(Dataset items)

• • •

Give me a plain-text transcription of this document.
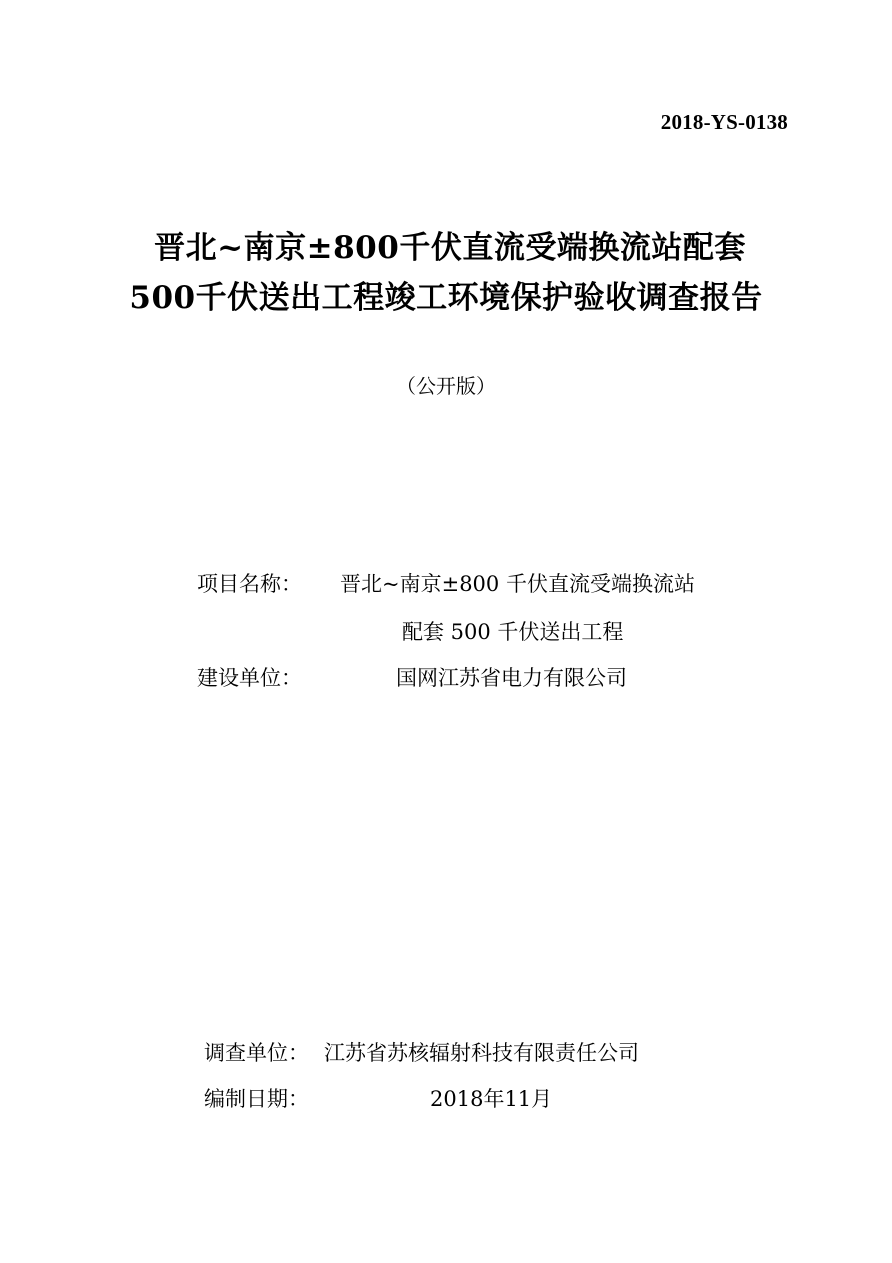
2018-YS-0138
晋北~南京±800千伏直流受端换流站配套
500千伏送出工程竣工环境保护验收调查报告
（公开版）
项目名称： 晋北~南京±800 千伏直流受端换流站
配套 500 千伏送出工程
建设单位：	国网江苏省电力有限公司
调查单位： 江苏省苏核辐射科技有限责任公司
编制日期：	2018年11月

• • •

- _Exercise description_:
Write out the records above exactly as they appear, leaving out any pictures.

- _Exercise result_:
Give me a plain-text transcription of this document.
2018-YS-0138
晋北~南京±800千伏直流受端换流站配套
500千伏送出工程竣工环境保护验收调查报告
（公开版）
项目名称： 晋北~南京±800 千伏直流受端换流站
配套 500 千伏送出工程
建设单位：	国网江苏省电力有限公司
调查单位： 江苏省苏核辐射科技有限责任公司
编制日期：	2018年11月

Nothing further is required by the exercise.